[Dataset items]
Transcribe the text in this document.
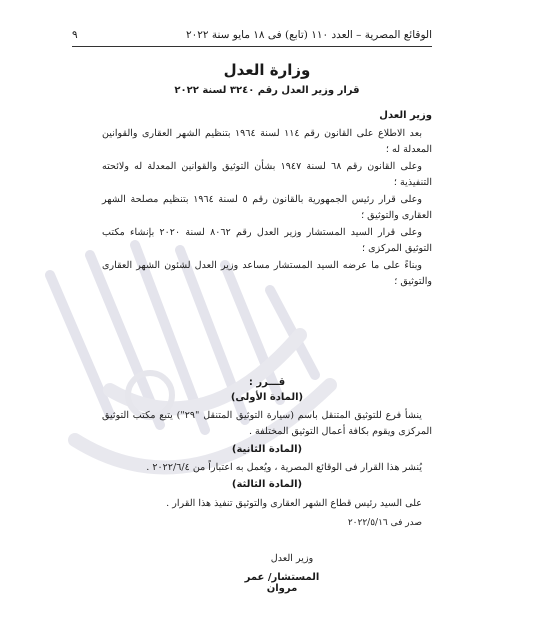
الوقائع المصرية – العدد ١١٠ (تابع) فى ١٨ مايو سنة ٢٠٢٢
٩
وزارة العدل
قرار وزير العدل رقم ٣٢٤٠ لسنة ٢٠٢٢
وزير العدل

بعد الاطلاع على القانون رقم ١١٤ لسنة ١٩٦٤ بتنظيم الشهر العقارى والقوانين المعدلة له ؛

وعلى القانون رقم ٦٨ لسنة ١٩٤٧ بشأن التوثيق والقوانين المعدلة له ولائحته التنفيذية ؛

وعلى قرار رئيس الجمهورية بالقانون رقم ٥ لسنة ١٩٦٤ بتنظيم مصلحة الشهر العقارى والتوثيق ؛

وعلى قرار السيد المستشار وزير العدل رقم ٨٠٦٢ لسنة ٢٠٢٠ بإنشاء مكتب التوثيق المركزى ؛

وبناءً على ما عرضه السيد المستشار مساعد وزير العدل لشئون الشهر العقارى والتوثيق ؛

قـــرر :
(المادة الأولى)

ينشأ فرع للتوثيق المتنقل باسم (سيارة التوثيق المتنقل "٢٩") يتبع مكتب التوثيق المركزى ويقوم بكافة أعمال التوثيق المختلفة .

(المادة الثانية)

يُنشر هذا القرار فى الوقائع المصرية ، ويُعمل به اعتباراً من ٢٠٢٢/٦/٤ .

(المادة الثالثة)

على السيد رئيس قطاع الشهر العقارى والتوثيق تنفيذ هذا القرار .

صدر فى ٢٠٢٢/٥/١٦

وزير العدل
المستشار/ عمر مروان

WHAT IS BEING ASKED
Skip the pictures and transcribe the rest of the records exactly.

REPLY
Transcribe the text in this document.
الوقائع المصرية – العدد ١١٠ (تابع) فى ١٨ مايو سنة ٢٠٢٢
٩
وزارة العدل
قرار وزير العدل رقم ٣٢٤٠ لسنة ٢٠٢٢
وزير العدل

بعد الاطلاع على القانون رقم ١١٤ لسنة ١٩٦٤ بتنظيم الشهر العقارى والقوانين المعدلة له ؛

وعلى القانون رقم ٦٨ لسنة ١٩٤٧ بشأن التوثيق والقوانين المعدلة له ولائحته التنفيذية ؛

وعلى قرار رئيس الجمهورية بالقانون رقم ٥ لسنة ١٩٦٤ بتنظيم مصلحة الشهر العقارى والتوثيق ؛

وعلى قرار السيد المستشار وزير العدل رقم ٨٠٦٢ لسنة ٢٠٢٠ بإنشاء مكتب التوثيق المركزى ؛

وبناءً على ما عرضه السيد المستشار مساعد وزير العدل لشئون الشهر العقارى والتوثيق ؛

قـــرر :
(المادة الأولى)

ينشأ فرع للتوثيق المتنقل باسم (سيارة التوثيق المتنقل "٢٩") يتبع مكتب التوثيق المركزى ويقوم بكافة أعمال التوثيق المختلفة .

(المادة الثانية)

يُنشر هذا القرار فى الوقائع المصرية ، ويُعمل به اعتباراً من ٢٠٢٢/٦/٤ .

(المادة الثالثة)

على السيد رئيس قطاع الشهر العقارى والتوثيق تنفيذ هذا القرار .

صدر فى ٢٠٢٢/٥/١٦

وزير العدل
المستشار/ عمر مروان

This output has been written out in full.